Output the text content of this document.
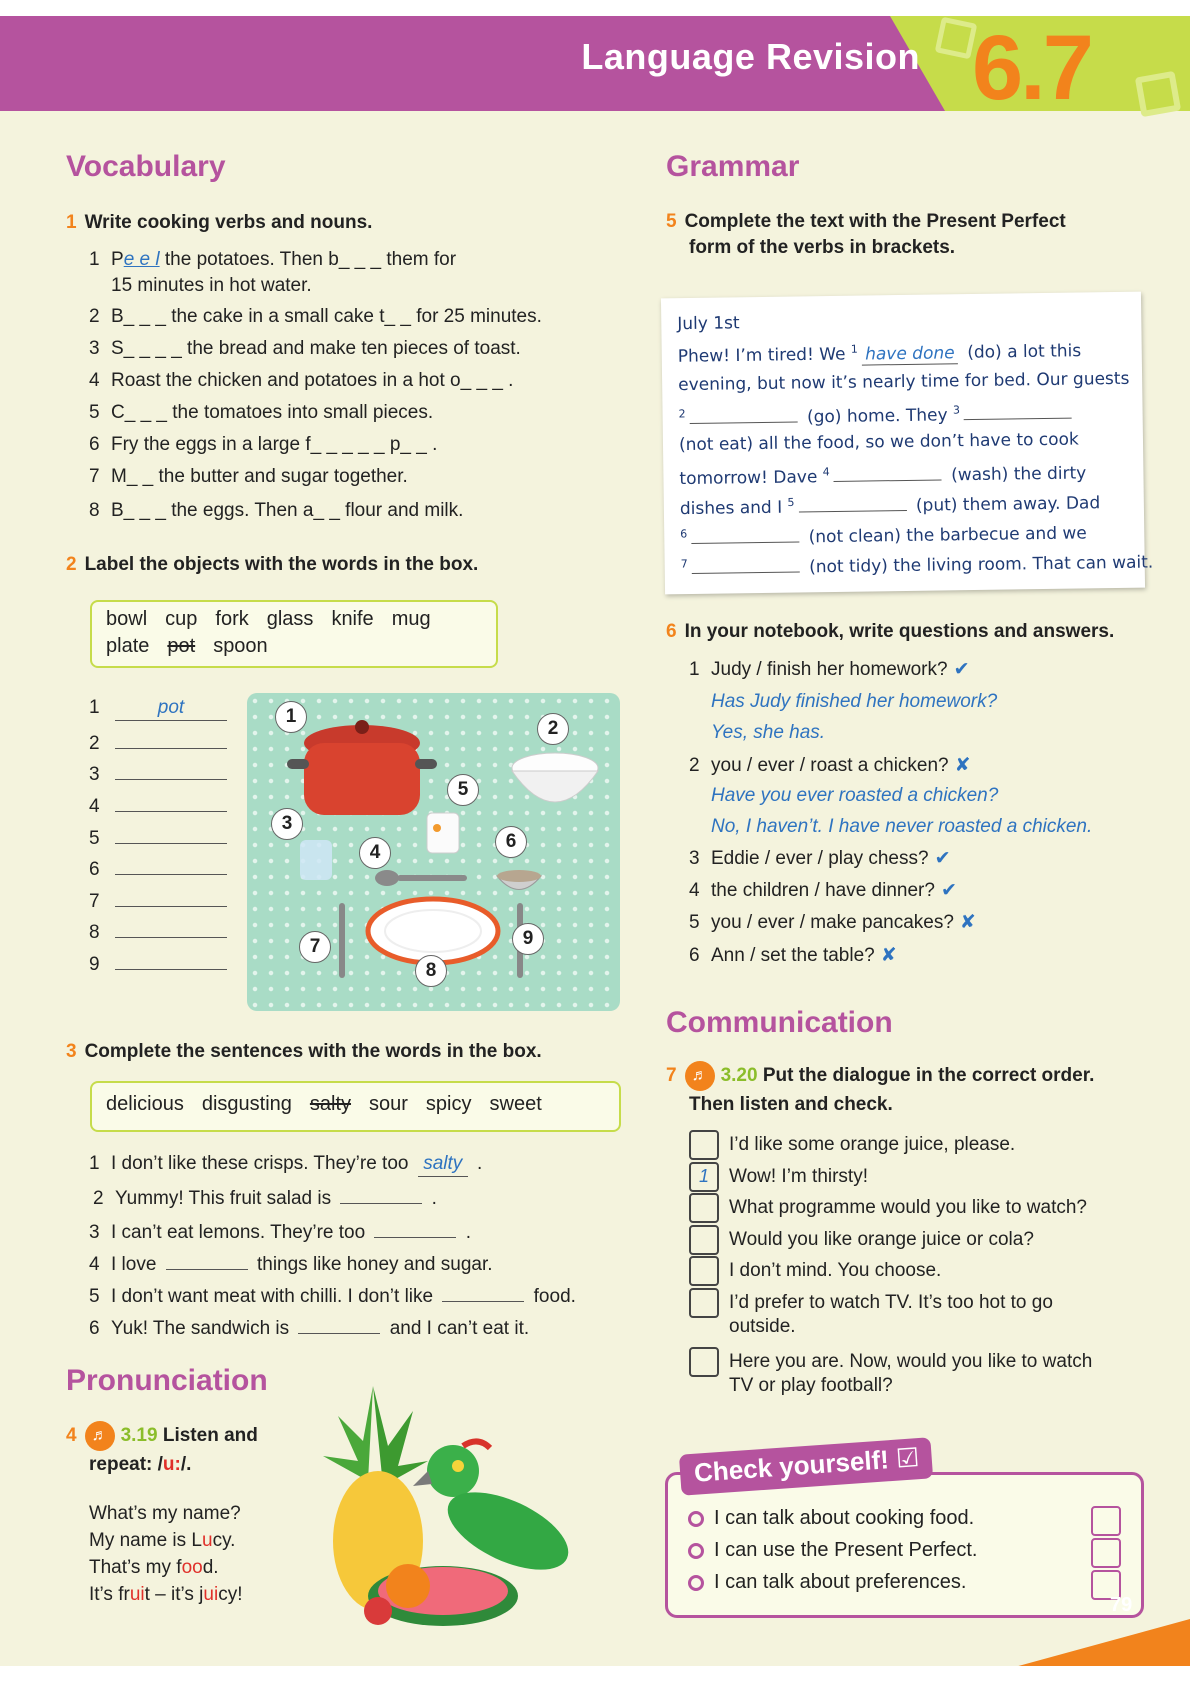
Language Revision 6.7
Vocabulary
1 Write cooking verbs and nouns.
1 Pe e l the potatoes. Then b_ _ _ them for
15 minutes in hot water.
2 B_ _ _ the cake in a small cake t_ _ for 25 minutes.
3 S_ _ _ _ the bread and make ten pieces of toast.
4 Roast the chicken and potatoes in a hot o_ _ _ .
5 C_ _ _ the tomatoes into small pieces.
6 Fry the eggs in a large f_ _ _ _ _ p_ _ .
7 M_ _ the butter and sugar together.
8 B_ _ _ the eggs. Then a_ _ flour and milk.
2 Label the objects with the words in the box.
bowl cup fork glass knife mug
plate pot spoon
1	pot
2
3
4
5
6
7
8
9
1
2
3
4
5
6
7
8
9
3 Complete the sentences with the words in the box.
delicious disgusting salty sour spicy sweet
1 I don’t like these crisps. They’re too salty .
2 Yummy! This fruit salad is	.
3 I can’t eat lemons. They’re too	.
4 I love	things like honey and sugar.
5 I don’t want meat with chilli. I don’t like	food.
6 Yuk! The sandwich is	and I can’t eat it.
Pronunciation
4 ♬ 3.19 Listen and
repeat: /u:/.
What’s my name?
My name is Lucy.
That’s my food.
It’s fruit – it’s juicy!
Grammar
5 Complete the text with the Present Perfect
form of the verbs in brackets.
July 1st
Phew! I’m tired! We $^1$ have done (do) a lot this
evening, but now it’s nearly time for bed. Our guests
$^2$	(go) home. They $^3$
(not eat) all the food, so we don’t have to cook
tomorrow! Dave $^4$	(wash) the dirty
dishes and I $^5$	(put) them away. Dad
$^6$	(not clean) the barbecue and we
$^7$	(not tidy) the living room. That can wait.
6 In your notebook, write questions and answers.
1 Judy / finish her homework? ✔
Has Judy finished her homework?
Yes, she has.
2 you / ever / roast a chicken? ✘
Have you ever roasted a chicken?
No, I haven’t. I have never roasted a chicken.
3 Eddie / ever / play chess? ✔
4 the children / have dinner? ✔
5 you / ever / make pancakes? ✘
6 Ann / set the table? ✘
Communication
7 ♬ 3.20 Put the dialogue in the correct order.
Then listen and check.
I’d like some orange juice, please.
1 Wow! I’m thirsty!
What programme would you like to watch?
Would you like orange juice or cola?
I don’t mind. You choose.
I’d prefer to watch TV. It’s too hot to go
outside.
Here you are. Now, would you like to watch
TV or play football?
Check yourself! ☑
I can talk about cooking food.
I can use the Present Perfect.
I can talk about preferences.
79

* _TASK DESCRIPTION_
In your copy of the listing above, reproduce each line exactly and omit all pictures.

* _SOLUTION FOR THIS PROBLEM_
Output the text content of this document.
Language Revision 6.7
Vocabulary
1 Write cooking verbs and nouns.
1 Pe e l the potatoes. Then b_ _ _ them for
15 minutes in hot water.
2 B_ _ _ the cake in a small cake t_ _ for 25 minutes.
3 S_ _ _ _ the bread and make ten pieces of toast.
4 Roast the chicken and potatoes in a hot o_ _ _ .
5 C_ _ _ the tomatoes into small pieces.
6 Fry the eggs in a large f_ _ _ _ _ p_ _ .
7 M_ _ the butter and sugar together.
8 B_ _ _ the eggs. Then a_ _ flour and milk.
2 Label the objects with the words in the box.
bowl cup fork glass knife mug
plate pot spoon
1	pot
2
3
4
5
6
7
8
9
1
2
3
4
5
6
7
8
9
3 Complete the sentences with the words in the box.
delicious disgusting salty sour spicy sweet
1 I don’t like these crisps. They’re too salty .
2 Yummy! This fruit salad is	.
3 I can’t eat lemons. They’re too	.
4 I love	things like honey and sugar.
5 I don’t want meat with chilli. I don’t like	food.
6 Yuk! The sandwich is	and I can’t eat it.
Pronunciation
4 ♬ 3.19 Listen and
repeat: /u:/.
What’s my name?
My name is Lucy.
That’s my food.
It’s fruit – it’s juicy!
Grammar
5 Complete the text with the Present Perfect
form of the verbs in brackets.
July 1st
Phew! I’m tired! We $^1$ have done (do) a lot this
evening, but now it’s nearly time for bed. Our guests
$^2$	(go) home. They $^3$
(not eat) all the food, so we don’t have to cook
tomorrow! Dave $^4$	(wash) the dirty
dishes and I $^5$	(put) them away. Dad
$^6$	(not clean) the barbecue and we
$^7$	(not tidy) the living room. That can wait.
6 In your notebook, write questions and answers.
1 Judy / finish her homework? ✔
Has Judy finished her homework?
Yes, she has.
2 you / ever / roast a chicken? ✘
Have you ever roasted a chicken?
No, I haven’t. I have never roasted a chicken.
3 Eddie / ever / play chess? ✔
4 the children / have dinner? ✔
5 you / ever / make pancakes? ✘
6 Ann / set the table? ✘
Communication
7 ♬ 3.20 Put the dialogue in the correct order.
Then listen and check.
I’d like some orange juice, please.
1 Wow! I’m thirsty!
What programme would you like to watch?
Would you like orange juice or cola?
I don’t mind. You choose.
I’d prefer to watch TV. It’s too hot to go
outside.
Here you are. Now, would you like to watch
TV or play football?
Check yourself! ☑
I can talk about cooking food.
I can use the Present Perfect.
I can talk about preferences.
79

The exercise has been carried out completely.